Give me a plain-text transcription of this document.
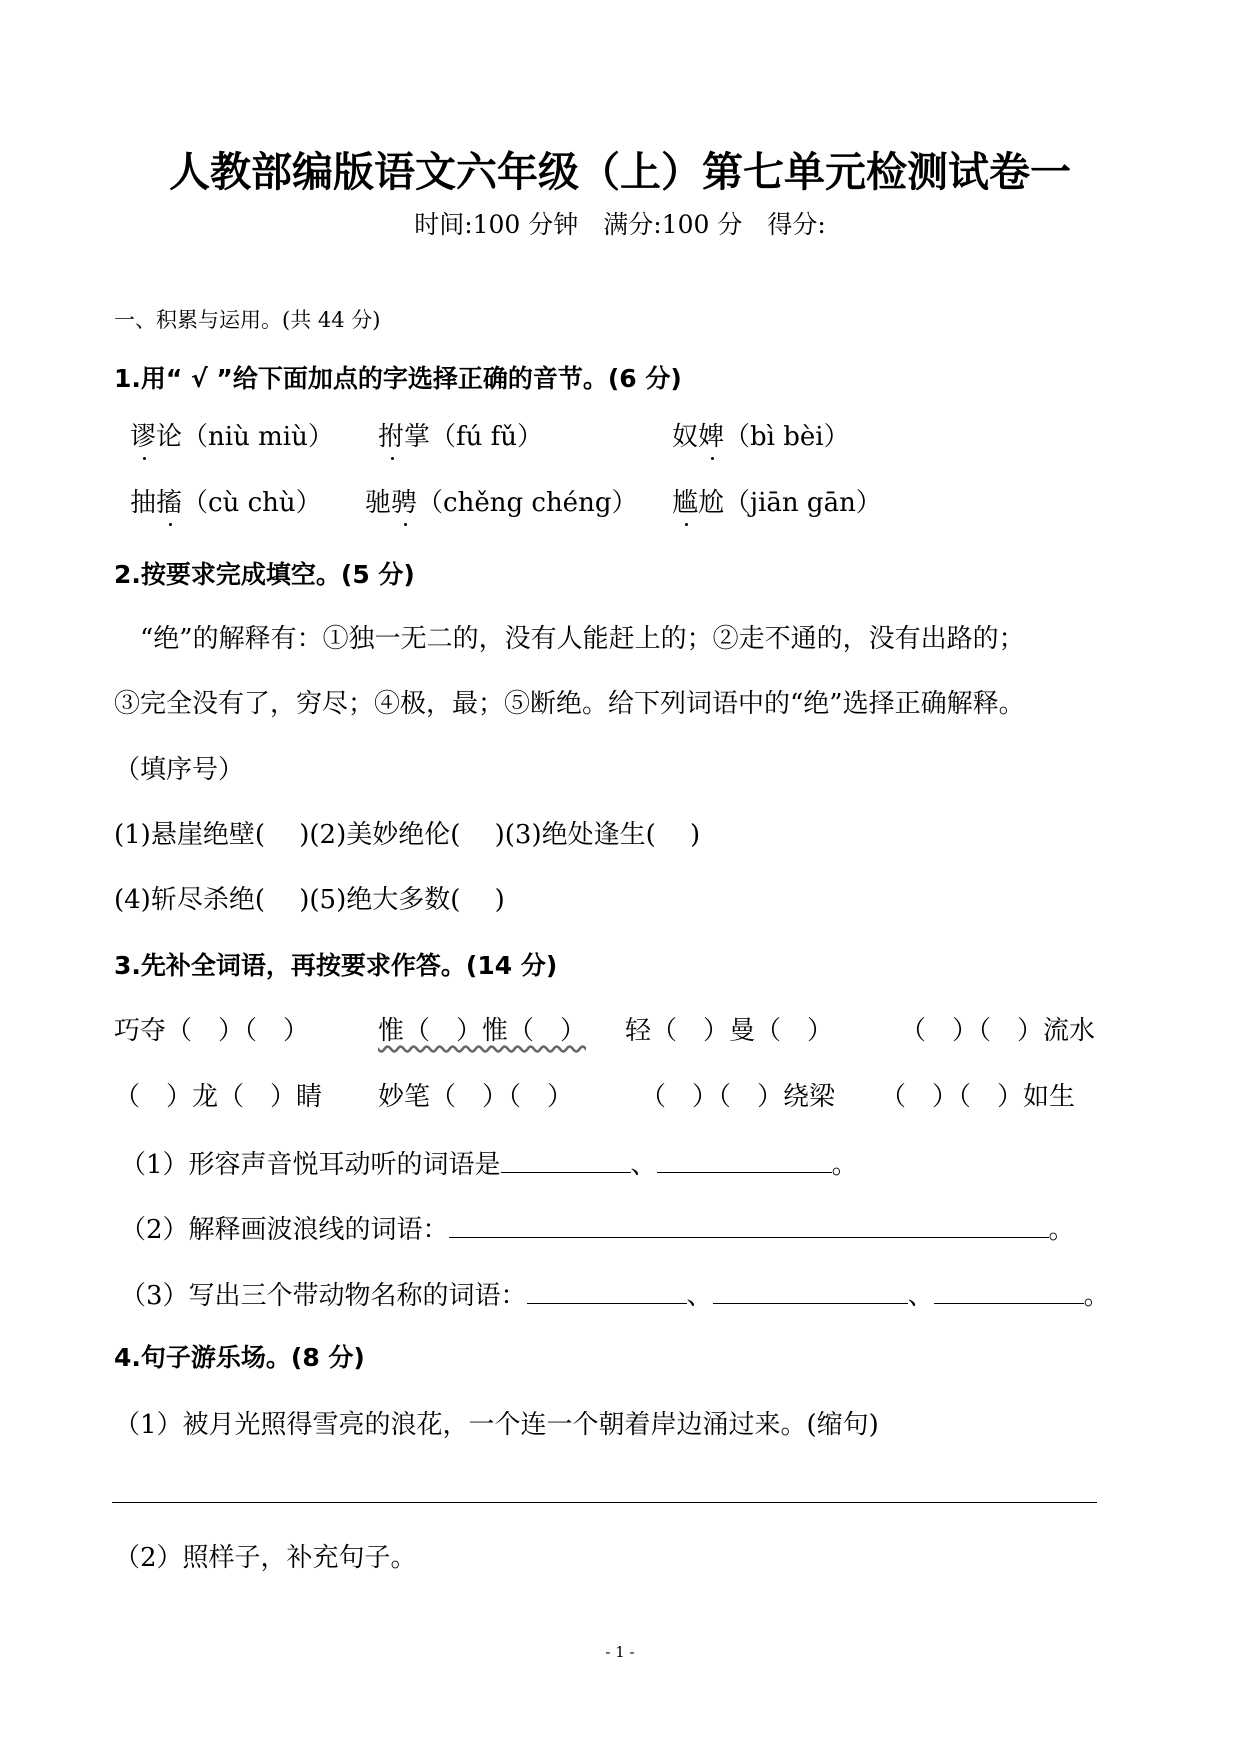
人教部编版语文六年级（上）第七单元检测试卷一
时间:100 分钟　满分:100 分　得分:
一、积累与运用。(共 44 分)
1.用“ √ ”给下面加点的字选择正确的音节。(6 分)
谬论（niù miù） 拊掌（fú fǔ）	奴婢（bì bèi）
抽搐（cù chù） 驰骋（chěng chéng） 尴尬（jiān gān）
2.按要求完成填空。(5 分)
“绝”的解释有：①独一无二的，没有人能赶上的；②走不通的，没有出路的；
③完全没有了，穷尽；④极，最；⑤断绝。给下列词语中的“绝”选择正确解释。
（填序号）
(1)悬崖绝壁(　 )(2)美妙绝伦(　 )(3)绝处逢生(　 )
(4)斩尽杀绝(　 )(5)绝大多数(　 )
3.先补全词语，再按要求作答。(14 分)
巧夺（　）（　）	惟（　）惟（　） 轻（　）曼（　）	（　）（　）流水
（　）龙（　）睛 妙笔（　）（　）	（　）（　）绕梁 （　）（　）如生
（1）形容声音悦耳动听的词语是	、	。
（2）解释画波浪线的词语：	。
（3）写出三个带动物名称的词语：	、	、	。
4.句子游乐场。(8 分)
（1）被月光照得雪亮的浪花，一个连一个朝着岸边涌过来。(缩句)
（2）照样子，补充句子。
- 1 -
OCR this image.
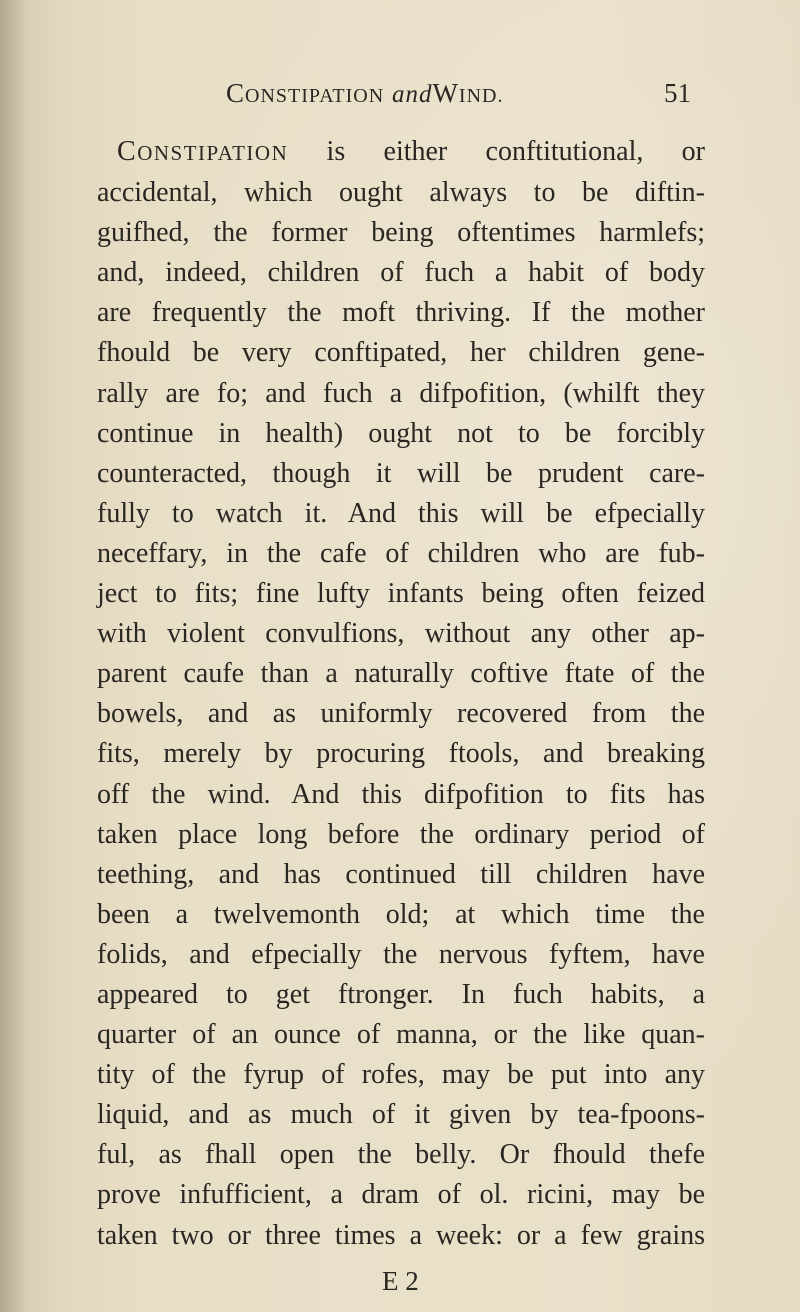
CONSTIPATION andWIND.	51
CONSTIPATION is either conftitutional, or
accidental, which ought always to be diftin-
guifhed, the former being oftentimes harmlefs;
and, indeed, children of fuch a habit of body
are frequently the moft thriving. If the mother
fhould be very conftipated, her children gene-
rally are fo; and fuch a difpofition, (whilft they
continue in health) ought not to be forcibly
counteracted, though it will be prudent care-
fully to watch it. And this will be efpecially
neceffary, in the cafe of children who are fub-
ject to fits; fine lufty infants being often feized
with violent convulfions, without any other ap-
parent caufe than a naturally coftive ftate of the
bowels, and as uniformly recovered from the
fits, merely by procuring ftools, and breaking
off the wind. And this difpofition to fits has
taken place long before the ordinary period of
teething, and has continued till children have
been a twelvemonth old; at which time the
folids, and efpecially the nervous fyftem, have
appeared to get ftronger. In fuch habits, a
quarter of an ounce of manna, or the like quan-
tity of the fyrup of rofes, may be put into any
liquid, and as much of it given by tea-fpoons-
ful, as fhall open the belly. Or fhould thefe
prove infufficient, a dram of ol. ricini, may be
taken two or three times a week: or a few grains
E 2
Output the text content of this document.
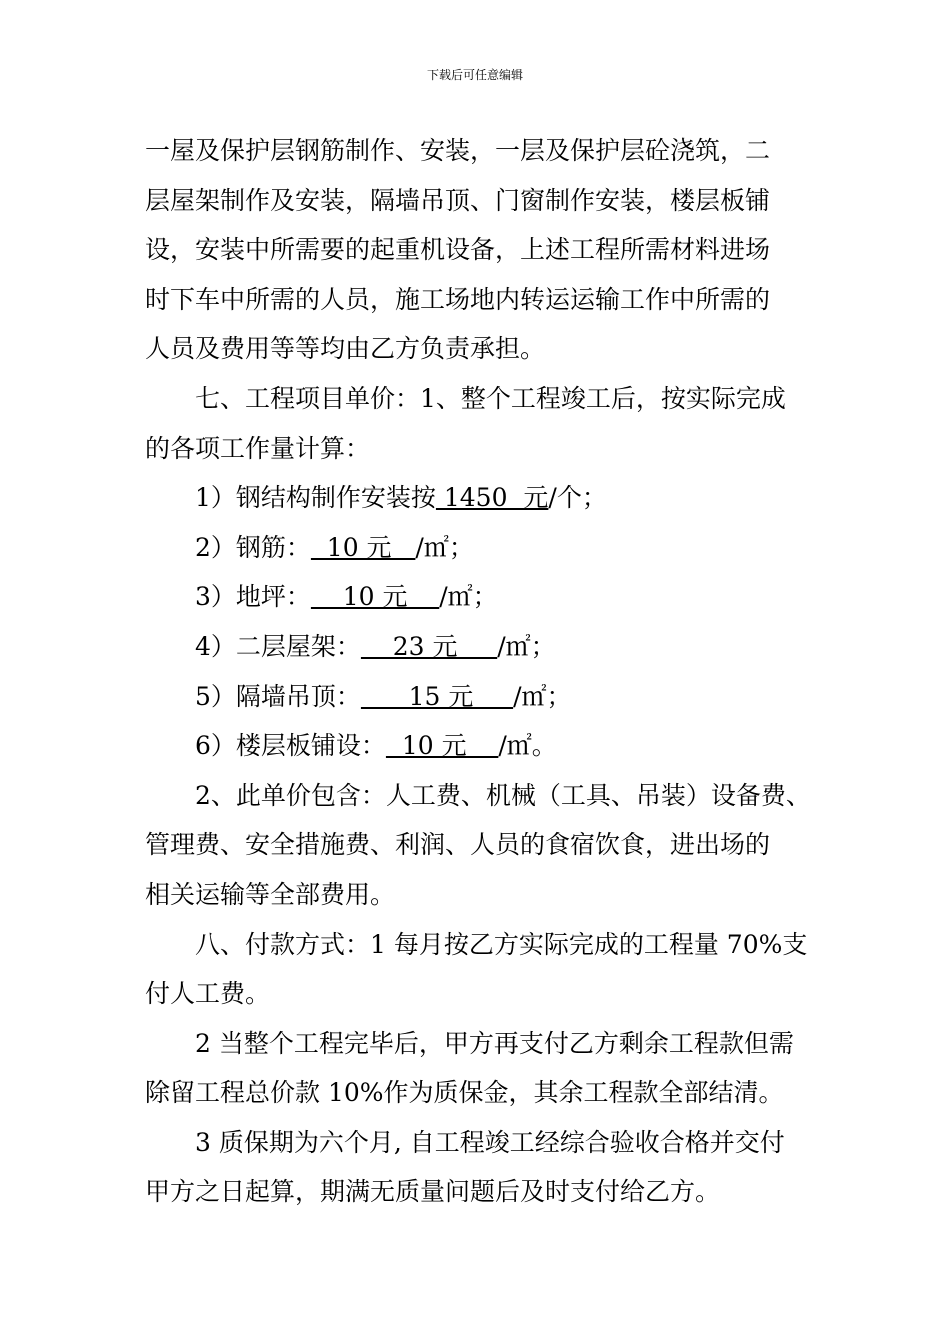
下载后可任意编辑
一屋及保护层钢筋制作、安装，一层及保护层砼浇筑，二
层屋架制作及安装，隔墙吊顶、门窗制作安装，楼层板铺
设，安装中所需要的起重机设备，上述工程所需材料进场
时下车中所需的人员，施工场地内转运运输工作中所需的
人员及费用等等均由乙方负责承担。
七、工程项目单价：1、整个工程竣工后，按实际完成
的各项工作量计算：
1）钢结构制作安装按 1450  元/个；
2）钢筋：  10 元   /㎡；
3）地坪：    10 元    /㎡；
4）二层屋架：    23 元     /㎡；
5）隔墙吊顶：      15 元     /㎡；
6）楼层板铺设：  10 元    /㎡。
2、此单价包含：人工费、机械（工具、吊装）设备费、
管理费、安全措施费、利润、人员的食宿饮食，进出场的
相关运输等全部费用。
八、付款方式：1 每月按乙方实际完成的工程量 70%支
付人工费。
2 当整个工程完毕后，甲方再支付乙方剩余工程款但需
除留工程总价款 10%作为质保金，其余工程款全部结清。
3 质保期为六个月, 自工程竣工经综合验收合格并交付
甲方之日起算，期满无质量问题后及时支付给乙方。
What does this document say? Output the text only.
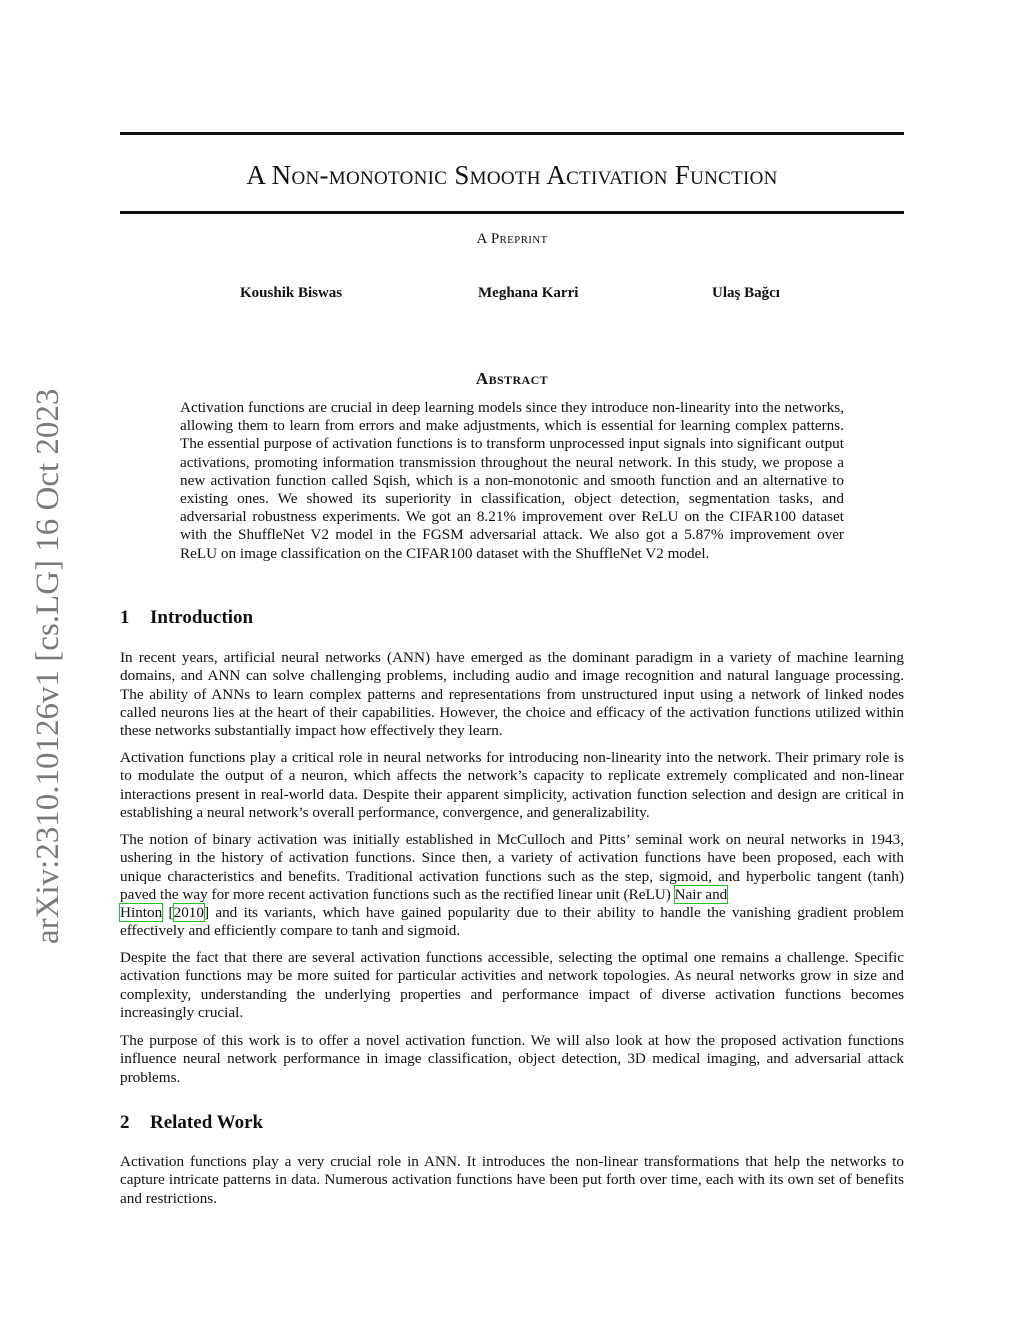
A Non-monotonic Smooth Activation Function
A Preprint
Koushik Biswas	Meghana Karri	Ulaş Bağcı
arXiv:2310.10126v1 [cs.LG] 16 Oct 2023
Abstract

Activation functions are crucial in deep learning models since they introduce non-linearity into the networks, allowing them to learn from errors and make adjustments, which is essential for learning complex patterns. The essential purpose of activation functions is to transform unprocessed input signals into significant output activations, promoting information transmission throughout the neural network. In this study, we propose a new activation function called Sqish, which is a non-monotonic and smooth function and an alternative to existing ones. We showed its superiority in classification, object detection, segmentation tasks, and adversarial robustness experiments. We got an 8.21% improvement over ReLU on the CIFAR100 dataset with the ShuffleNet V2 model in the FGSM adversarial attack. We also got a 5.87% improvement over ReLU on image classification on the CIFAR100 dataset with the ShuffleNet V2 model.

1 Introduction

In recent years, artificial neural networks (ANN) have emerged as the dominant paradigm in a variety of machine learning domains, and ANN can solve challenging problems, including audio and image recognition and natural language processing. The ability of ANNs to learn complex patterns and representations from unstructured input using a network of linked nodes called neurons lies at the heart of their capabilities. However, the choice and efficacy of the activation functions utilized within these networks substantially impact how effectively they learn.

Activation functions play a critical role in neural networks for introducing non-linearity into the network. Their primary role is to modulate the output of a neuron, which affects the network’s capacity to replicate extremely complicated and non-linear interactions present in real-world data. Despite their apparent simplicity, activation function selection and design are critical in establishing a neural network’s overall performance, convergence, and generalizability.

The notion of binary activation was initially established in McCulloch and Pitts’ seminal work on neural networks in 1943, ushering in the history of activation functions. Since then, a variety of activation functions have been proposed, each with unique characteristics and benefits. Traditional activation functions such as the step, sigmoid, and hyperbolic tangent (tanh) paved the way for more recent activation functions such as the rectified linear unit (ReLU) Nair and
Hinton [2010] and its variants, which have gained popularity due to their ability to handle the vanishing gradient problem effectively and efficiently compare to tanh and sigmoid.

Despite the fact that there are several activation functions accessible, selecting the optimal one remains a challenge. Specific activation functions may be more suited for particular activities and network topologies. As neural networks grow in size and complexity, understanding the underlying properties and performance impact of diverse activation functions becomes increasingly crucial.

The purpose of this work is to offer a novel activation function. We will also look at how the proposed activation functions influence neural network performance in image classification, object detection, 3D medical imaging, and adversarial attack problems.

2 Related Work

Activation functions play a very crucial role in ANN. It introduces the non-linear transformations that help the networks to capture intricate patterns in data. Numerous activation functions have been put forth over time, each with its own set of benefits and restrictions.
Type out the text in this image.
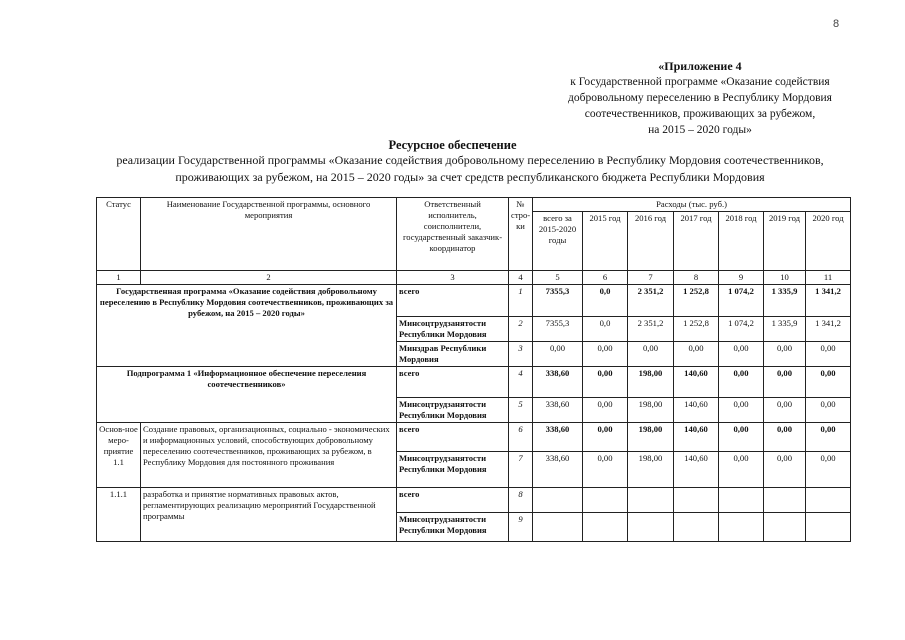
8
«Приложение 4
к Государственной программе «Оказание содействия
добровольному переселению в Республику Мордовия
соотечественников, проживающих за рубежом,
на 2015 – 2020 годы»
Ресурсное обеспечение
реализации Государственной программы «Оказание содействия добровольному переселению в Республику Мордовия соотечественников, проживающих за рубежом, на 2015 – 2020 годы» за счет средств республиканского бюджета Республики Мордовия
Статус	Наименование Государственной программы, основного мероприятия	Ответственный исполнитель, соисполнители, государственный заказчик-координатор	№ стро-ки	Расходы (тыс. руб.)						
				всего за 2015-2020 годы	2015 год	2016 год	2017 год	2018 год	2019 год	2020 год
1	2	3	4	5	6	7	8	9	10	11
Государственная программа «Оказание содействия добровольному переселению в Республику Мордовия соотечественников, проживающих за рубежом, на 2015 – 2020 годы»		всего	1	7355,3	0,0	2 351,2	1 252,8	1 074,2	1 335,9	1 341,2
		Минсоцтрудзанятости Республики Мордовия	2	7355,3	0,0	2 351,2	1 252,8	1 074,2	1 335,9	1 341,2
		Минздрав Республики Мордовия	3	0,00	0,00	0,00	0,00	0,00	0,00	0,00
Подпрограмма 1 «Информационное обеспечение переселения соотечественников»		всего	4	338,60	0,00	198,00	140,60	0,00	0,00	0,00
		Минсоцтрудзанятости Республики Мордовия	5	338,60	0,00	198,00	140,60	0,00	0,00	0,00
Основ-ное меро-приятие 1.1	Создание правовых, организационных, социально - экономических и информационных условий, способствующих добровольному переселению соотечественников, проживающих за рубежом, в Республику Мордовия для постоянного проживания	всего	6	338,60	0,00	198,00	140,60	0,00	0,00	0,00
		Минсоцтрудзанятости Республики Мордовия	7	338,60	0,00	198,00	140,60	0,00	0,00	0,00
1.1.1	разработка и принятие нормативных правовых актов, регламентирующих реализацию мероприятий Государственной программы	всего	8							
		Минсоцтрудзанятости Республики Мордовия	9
#####
Copy each line in the data that holds the word "benefits".

The notion of binary activation was initially established in McCulloch and Pitts’ seminal work on neural networks in 1943, ushering in the history of activation functions. Since then, a variety of activation functions have been proposed, each with unique characteristics and benefits. Traditional activation functions such as the step, sigmoid, and hyperbolic tangent (tanh) paved the way for more recent activation functions such as the rectified linear unit (ReLU) Nair and
Activation functions play a very crucial role in ANN. It introduces the non-linear transformations that help the networks to capture intricate patterns in data. Numerous activation functions have been put forth over time, each with its own set of benefits and restrictions.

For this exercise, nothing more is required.